● Records for the exercise

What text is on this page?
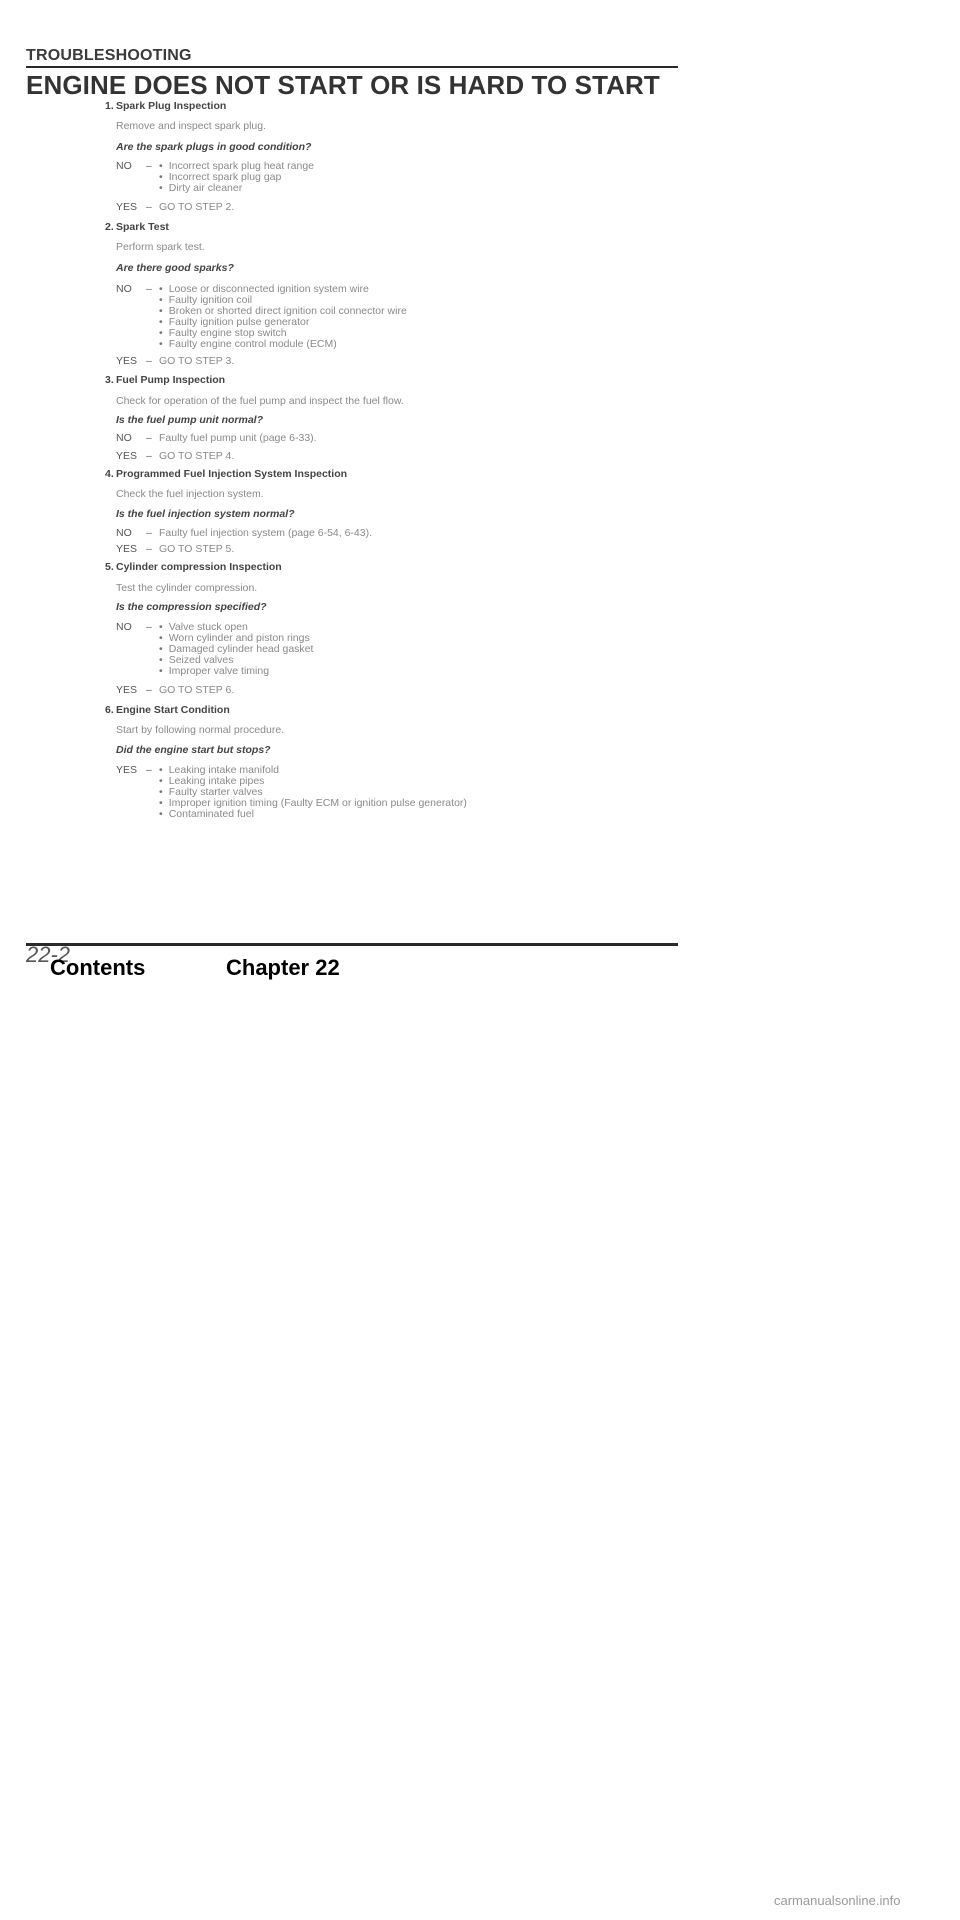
TROUBLESHOOTING
ENGINE DOES NOT START OR IS HARD TO START
1. Spark Plug Inspection
Remove and inspect spark plug.
Are the spark plugs in good condition?
NO –	• Incorrect spark plug heat range
• Incorrect spark plug gap
• Dirty air cleaner
YES – GO TO STEP 2.
2. Spark Test
Perform spark test.
Are there good sparks?
NO –	• Loose or disconnected ignition system wire
• Faulty ignition coil
• Broken or shorted direct ignition coil connector wire
• Faulty ignition pulse generator
• Faulty engine stop switch
• Faulty engine control module (ECM)
YES – GO TO STEP 3.
3. Fuel Pump Inspection
Check for operation of the fuel pump and inspect the fuel flow.
Is the fuel pump unit normal?
NO – Faulty fuel pump unit (page 6-33).
YES – GO TO STEP 4.
4. Programmed Fuel Injection System Inspection
Check the fuel injection system.
Is the fuel injection system normal?
NO – Faulty fuel injection system (page 6-54, 6-43).
YES – GO TO STEP 5.
5. Cylinder compression Inspection
Test the cylinder compression.
Is the compression specified?
NO –	• Valve stuck open
• Worn cylinder and piston rings
• Damaged cylinder head gasket
• Seized valves
• Improper valve timing
YES – GO TO STEP 6.
6. Engine Start Condition
Start by following normal procedure.
Did the engine start but stops?
YES –	• Leaking intake manifold
• Leaking intake pipes
• Faulty starter valves
• Improper ignition timing (Faulty ECM or ignition pulse generator)
• Contaminated fuel
22-2
Contents	Chapter 22
carmanualsonline.info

● Task details
Return the listing above in full and without alteration, excluding its pictures.

● Answer for this exercise
What text is on this page?
TROUBLESHOOTING
ENGINE DOES NOT START OR IS HARD TO START
1. Spark Plug Inspection
Remove and inspect spark plug.
Are the spark plugs in good condition?
NO –	• Incorrect spark plug heat range
• Incorrect spark plug gap
• Dirty air cleaner
YES – GO TO STEP 2.
2. Spark Test
Perform spark test.
Are there good sparks?
NO –	• Loose or disconnected ignition system wire
• Faulty ignition coil
• Broken or shorted direct ignition coil connector wire
• Faulty ignition pulse generator
• Faulty engine stop switch
• Faulty engine control module (ECM)
YES – GO TO STEP 3.
3. Fuel Pump Inspection
Check for operation of the fuel pump and inspect the fuel flow.
Is the fuel pump unit normal?
NO – Faulty fuel pump unit (page 6-33).
YES – GO TO STEP 4.
4. Programmed Fuel Injection System Inspection
Check the fuel injection system.
Is the fuel injection system normal?
NO – Faulty fuel injection system (page 6-54, 6-43).
YES – GO TO STEP 5.
5. Cylinder compression Inspection
Test the cylinder compression.
Is the compression specified?
NO –	• Valve stuck open
• Worn cylinder and piston rings
• Damaged cylinder head gasket
• Seized valves
• Improper valve timing
YES – GO TO STEP 6.
6. Engine Start Condition
Start by following normal procedure.
Did the engine start but stops?
YES –	• Leaking intake manifold
• Leaking intake pipes
• Faulty starter valves
• Improper ignition timing (Faulty ECM or ignition pulse generator)
• Contaminated fuel
22-2
Contents	Chapter 22
carmanualsonline.info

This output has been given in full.